=== Exercise goal ===
Rewrite every line of the items below as a JSON array of strings, one string per line, omitting any blank lines.

=== Data excerpts ===
Begin

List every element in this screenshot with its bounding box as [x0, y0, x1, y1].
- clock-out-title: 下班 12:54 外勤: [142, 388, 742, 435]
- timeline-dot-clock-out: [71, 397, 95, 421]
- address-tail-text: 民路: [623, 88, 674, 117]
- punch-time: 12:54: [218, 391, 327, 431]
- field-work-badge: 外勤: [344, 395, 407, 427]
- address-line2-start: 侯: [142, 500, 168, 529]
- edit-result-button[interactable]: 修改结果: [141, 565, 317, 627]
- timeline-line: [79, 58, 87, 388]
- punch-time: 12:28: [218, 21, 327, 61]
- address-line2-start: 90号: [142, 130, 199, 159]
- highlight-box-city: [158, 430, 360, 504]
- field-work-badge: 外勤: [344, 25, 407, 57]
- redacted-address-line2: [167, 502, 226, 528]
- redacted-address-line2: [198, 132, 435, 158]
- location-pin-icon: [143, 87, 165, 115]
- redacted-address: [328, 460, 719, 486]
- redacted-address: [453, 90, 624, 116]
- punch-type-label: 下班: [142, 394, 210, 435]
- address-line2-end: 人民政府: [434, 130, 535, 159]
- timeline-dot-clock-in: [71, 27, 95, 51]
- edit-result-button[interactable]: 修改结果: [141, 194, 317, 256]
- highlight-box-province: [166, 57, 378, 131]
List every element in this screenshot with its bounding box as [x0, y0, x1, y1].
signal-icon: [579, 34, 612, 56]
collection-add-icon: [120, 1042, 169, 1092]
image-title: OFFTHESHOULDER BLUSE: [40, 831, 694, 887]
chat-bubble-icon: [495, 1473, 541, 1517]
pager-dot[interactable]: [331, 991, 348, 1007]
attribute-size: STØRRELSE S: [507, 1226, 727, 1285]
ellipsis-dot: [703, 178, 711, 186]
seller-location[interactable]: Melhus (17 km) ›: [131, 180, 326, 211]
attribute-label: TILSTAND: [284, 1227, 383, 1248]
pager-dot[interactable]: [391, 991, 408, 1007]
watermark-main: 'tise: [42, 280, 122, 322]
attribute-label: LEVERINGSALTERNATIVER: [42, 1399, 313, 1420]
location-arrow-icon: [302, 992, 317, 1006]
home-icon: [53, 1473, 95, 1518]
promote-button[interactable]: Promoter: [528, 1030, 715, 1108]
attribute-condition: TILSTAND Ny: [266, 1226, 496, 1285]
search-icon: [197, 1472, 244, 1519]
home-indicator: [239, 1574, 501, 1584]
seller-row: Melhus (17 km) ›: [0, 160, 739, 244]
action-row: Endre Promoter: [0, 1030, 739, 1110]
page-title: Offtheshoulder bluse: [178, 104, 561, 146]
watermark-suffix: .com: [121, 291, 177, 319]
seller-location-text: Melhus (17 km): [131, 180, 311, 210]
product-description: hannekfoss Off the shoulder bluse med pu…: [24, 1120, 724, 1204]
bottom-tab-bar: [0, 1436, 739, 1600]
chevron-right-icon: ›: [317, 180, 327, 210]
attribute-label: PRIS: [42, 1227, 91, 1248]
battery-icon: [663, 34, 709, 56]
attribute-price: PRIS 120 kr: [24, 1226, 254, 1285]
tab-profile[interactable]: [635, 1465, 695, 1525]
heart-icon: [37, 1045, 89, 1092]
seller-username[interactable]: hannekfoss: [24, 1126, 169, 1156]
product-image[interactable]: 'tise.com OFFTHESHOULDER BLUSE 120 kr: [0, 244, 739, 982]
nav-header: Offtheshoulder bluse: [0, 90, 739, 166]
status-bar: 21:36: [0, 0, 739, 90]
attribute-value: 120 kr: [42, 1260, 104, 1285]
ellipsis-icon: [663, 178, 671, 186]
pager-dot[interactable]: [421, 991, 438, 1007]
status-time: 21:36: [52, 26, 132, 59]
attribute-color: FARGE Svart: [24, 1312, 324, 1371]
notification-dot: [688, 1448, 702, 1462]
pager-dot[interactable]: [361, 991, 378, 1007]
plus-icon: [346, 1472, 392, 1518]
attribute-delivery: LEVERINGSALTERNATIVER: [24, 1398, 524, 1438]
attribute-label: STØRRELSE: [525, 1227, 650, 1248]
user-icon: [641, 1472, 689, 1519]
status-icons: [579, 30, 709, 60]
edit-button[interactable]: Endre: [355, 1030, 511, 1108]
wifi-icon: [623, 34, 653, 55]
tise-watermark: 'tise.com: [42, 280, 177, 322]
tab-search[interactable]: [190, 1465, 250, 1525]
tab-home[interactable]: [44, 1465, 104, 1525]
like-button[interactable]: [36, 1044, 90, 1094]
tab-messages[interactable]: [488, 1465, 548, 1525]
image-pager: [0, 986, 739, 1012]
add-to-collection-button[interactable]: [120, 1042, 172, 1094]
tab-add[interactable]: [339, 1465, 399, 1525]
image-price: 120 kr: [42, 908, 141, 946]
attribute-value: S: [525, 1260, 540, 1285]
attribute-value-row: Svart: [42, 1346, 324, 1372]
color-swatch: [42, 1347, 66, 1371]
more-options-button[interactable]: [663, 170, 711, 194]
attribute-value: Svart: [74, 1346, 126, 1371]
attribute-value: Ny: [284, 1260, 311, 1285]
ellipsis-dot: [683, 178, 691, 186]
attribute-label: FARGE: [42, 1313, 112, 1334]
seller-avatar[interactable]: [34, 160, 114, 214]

End

=== Exercise output ===
[
  "List every element in this screenshot with its bounding box as [x0, y0, x1, y1].",
  "- clock-out-title: 下班 12:54 外勤: [142, 388, 742, 435]",
  "- timeline-dot-clock-out: [71, 397, 95, 421]",
  "- address-tail-text: 民路: [623, 88, 674, 117]",
  "- punch-time: 12:54: [218, 391, 327, 431]",
  "- field-work-badge: 外勤: [344, 395, 407, 427]",
  "- address-line2-start: 侯: [142, 500, 168, 529]",
  "- edit-result-button[interactable]: 修改结果: [141, 565, 317, 627]",
  "- timeline-line: [79, 58, 87, 388]",
  "- punch-time: 12:28: [218, 21, 327, 61]",
  "- address-line2-start: 90号: [142, 130, 199, 159]",
  "- highlight-box-city: [158, 430, 360, 504]",
  "- field-work-badge: 外勤: [344, 25, 407, 57]",
  "- redacted-address-line2: [167, 502, 226, 528]",
  "- redacted-address-line2: [198, 132, 435, 158]",
  "- location-pin-icon: [143, 87, 165, 115]",
  "- redacted-address: [328, 460, 719, 486]",
  "- redacted-address: [453, 90, 624, 116]",
  "- punch-type-label: 下班: [142, 394, 210, 435]",
  "- address-line2-end: 人民政府: [434, 130, 535, 159]",
  "- timeline-dot-clock-in: [71, 27, 95, 51]",
  "- edit-result-button[interactable]: 修改结果: [141, 194, 317, 256]",
  "- highlight-box-province: [166, 57, 378, 131]",
  "List every element in this screenshot with its bounding box as [x0, y0, x1, y1].",
  "signal-icon: [579, 34, 612, 56]",
  "collection-add-icon: [120, 1042, 169, 1092]",
  "image-title: OFFTHESHOULDER BLUSE: [40, 831, 694, 887]",
  "chat-bubble-icon: [495, 1473, 541, 1517]",
  "pager-dot[interactable]: [331, 991, 348, 1007]",
  "attribute-size: STØRRELSE S: [507, 1226, 727, 1285]",
  "ellipsis-dot: [703, 178, 711, 186]",
  "seller-location[interactable]: Melhus (17 km) ›: [131, 180, 326, 211]",
  "attribute-label: TILSTAND: [284, 1227, 383, 1248]",
  "pager-dot[interactable]: [391, 991, 408, 1007]",
  "watermark-main: 'tise: [42, 280, 122, 322]",
  "attribute-label: LEVERINGSALTERNATIVER: [42, 1399, 313, 1420]",
  "location-arrow-icon: [302, 992, 317, 1006]",
  "home-icon: [53, 1473, 95, 1518]",
  "promote-button[interactable]: Promoter: [528, 1030, 715, 1108]",
  "attribute-condition: TILSTAND Ny: [266, 1226, 496, 1285]",
  "search-icon: [197, 1472, 244, 1519]",
  "home-indicator: [239, 1574, 501, 1584]",
  "seller-row: Melhus (17 km) ›: [0, 160, 739, 244]",
  "action-row: Endre Promoter: [0, 1030, 739, 1110]",
  "page-title: Offtheshoulder bluse: [178, 104, 561, 146]",
  "watermark-suffix: .com: [121, 291, 177, 319]",
  "seller-location-text: Melhus (17 km): [131, 180, 311, 210]",
  "product-description: hannekfoss Off the shoulder bluse med pu…: [24, 1120, 724, 1204]",
  "bottom-tab-bar: [0, 1436, 739, 1600]",
  "chevron-right-icon: ›: [317, 180, 327, 210]",
  "attribute-label: PRIS: [42, 1227, 91, 1248]",
  "battery-icon: [663, 34, 709, 56]",
  "attribute-price: PRIS 120 kr: [24, 1226, 254, 1285]",
  "tab-profile[interactable]: [635, 1465, 695, 1525]",
  "heart-icon: [37, 1045, 89, 1092]",
  "seller-username[interactable]: hannekfoss: [24, 1126, 169, 1156]",
  "product-image[interactable]: 'tise.com OFFTHESHOULDER BLUSE 120 kr: [0, 244, 739, 982]",
  "nav-header: Offtheshoulder bluse: [0, 90, 739, 166]",
  "status-bar: 21:36: [0, 0, 739, 90]",
  "attribute-value: 120 kr: [42, 1260, 104, 1285]",
  "ellipsis-icon: [663, 178, 671, 186]",
  "pager-dot[interactable]: [421, 991, 438, 1007]",
  "status-time: 21:36: [52, 26, 132, 59]",
  "attribute-color: FARGE Svart: [24, 1312, 324, 1371]",
  "notification-dot: [688, 1448, 702, 1462]",
  "pager-dot[interactable]: [361, 991, 378, 1007]",
  "plus-icon: [346, 1472, 392, 1518]",
  "attribute-delivery: LEVERINGSALTERNATIVER: [24, 1398, 524, 1438]",
  "attribute-label: STØRRELSE: [525, 1227, 650, 1248]",
  "user-icon: [641, 1472, 689, 1519]",
  "status-icons: [579, 30, 709, 60]",
  "edit-button[interactable]: Endre: [355, 1030, 511, 1108]",
  "wifi-icon: [623, 34, 653, 55]",
  "tise-watermark: 'tise.com: [42, 280, 177, 322]",
  "tab-search[interactable]: [190, 1465, 250, 1525]",
  "tab-home[interactable]: [44, 1465, 104, 1525]",
  "like-button[interactable]: [36, 1044, 90, 1094]",
  "tab-messages[interactable]: [488, 1465, 548, 1525]",
  "image-pager: [0, 986, 739, 1012]",
  "add-to-collection-button[interactable]: [120, 1042, 172, 1094]",
  "tab-add[interactable]: [339, 1465, 399, 1525]",
  "image-price: 120 kr: [42, 908, 141, 946]",
  "attribute-value: S: [525, 1260, 540, 1285]",
  "attribute-value-row: Svart: [42, 1346, 324, 1372]",
  "color-swatch: [42, 1347, 66, 1371]",
  "more-options-button[interactable]: [663, 170, 711, 194]",
  "attribute-value: Svart: [74, 1346, 126, 1371]",
  "attribute-value: Ny: [284, 1260, 311, 1285]",
  "ellipsis-dot: [683, 178, 691, 186]",
  "attribute-label: FARGE: [42, 1313, 112, 1334]",
  "seller-avatar[interactable]: [34, 160, 114, 214]"
]